Stated goal: Would you pull out every line of the material that contains the string "BACHILLERATO"?

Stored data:

-- Begin --

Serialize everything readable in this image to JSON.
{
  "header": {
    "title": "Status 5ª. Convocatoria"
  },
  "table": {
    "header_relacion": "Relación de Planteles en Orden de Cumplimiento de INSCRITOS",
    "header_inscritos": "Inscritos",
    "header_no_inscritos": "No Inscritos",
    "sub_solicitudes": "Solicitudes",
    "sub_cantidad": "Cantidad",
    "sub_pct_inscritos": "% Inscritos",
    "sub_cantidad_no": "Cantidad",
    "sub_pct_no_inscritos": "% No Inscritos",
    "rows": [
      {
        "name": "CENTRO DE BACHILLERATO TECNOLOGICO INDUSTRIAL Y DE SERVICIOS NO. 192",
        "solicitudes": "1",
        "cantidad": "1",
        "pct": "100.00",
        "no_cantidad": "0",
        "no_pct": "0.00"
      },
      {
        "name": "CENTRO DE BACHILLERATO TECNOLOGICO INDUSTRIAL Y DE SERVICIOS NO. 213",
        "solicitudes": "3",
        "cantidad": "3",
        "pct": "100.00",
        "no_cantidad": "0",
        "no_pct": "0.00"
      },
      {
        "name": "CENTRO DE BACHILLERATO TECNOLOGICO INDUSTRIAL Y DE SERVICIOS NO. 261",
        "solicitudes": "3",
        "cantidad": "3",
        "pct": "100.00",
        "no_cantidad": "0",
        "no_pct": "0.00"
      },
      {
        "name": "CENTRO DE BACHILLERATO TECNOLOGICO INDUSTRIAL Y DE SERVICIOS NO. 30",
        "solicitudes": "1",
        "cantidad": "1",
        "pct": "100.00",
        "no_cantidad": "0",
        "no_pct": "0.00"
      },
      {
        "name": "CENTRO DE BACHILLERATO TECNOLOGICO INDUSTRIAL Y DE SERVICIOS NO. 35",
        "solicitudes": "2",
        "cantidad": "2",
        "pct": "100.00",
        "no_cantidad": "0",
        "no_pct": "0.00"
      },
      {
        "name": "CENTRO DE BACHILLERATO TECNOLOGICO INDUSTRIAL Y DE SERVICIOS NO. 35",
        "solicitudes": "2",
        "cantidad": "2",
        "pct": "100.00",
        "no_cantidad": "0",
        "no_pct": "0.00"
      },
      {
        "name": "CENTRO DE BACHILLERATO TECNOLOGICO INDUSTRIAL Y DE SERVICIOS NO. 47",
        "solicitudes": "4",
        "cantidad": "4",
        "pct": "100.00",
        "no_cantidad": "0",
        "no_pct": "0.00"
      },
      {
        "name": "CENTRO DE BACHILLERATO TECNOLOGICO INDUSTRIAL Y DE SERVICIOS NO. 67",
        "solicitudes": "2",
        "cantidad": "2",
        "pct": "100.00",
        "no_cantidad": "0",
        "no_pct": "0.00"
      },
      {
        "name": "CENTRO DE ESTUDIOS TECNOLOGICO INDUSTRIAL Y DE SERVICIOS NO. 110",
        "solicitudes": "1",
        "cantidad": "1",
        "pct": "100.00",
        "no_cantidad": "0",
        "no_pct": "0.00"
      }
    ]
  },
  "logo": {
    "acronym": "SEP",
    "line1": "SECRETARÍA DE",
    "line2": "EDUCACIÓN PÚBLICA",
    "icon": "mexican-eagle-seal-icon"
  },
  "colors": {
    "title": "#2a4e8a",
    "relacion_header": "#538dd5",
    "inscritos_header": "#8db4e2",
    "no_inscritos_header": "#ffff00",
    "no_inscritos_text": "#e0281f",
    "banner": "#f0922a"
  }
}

-- End --

Expected answer:
        "name": "CENTRO DE BACHILLERATO TECNOLOGICO INDUSTRIAL Y DE SERVICIOS NO. 192",
        "name": "CENTRO DE BACHILLERATO TECNOLOGICO INDUSTRIAL Y DE SERVICIOS NO. 213",
        "name": "CENTRO DE BACHILLERATO TECNOLOGICO INDUSTRIAL Y DE SERVICIOS NO. 261",
        "name": "CENTRO DE BACHILLERATO TECNOLOGICO INDUSTRIAL Y DE SERVICIOS NO. 30",
        "name": "CENTRO DE BACHILLERATO TECNOLOGICO INDUSTRIAL Y DE SERVICIOS NO. 35",
        "name": "CENTRO DE BACHILLERATO TECNOLOGICO INDUSTRIAL Y DE SERVICIOS NO. 35",
        "name": "CENTRO DE BACHILLERATO TECNOLOGICO INDUSTRIAL Y DE SERVICIOS NO. 47",
        "name": "CENTRO DE BACHILLERATO TECNOLOGICO INDUSTRIAL Y DE SERVICIOS NO. 67",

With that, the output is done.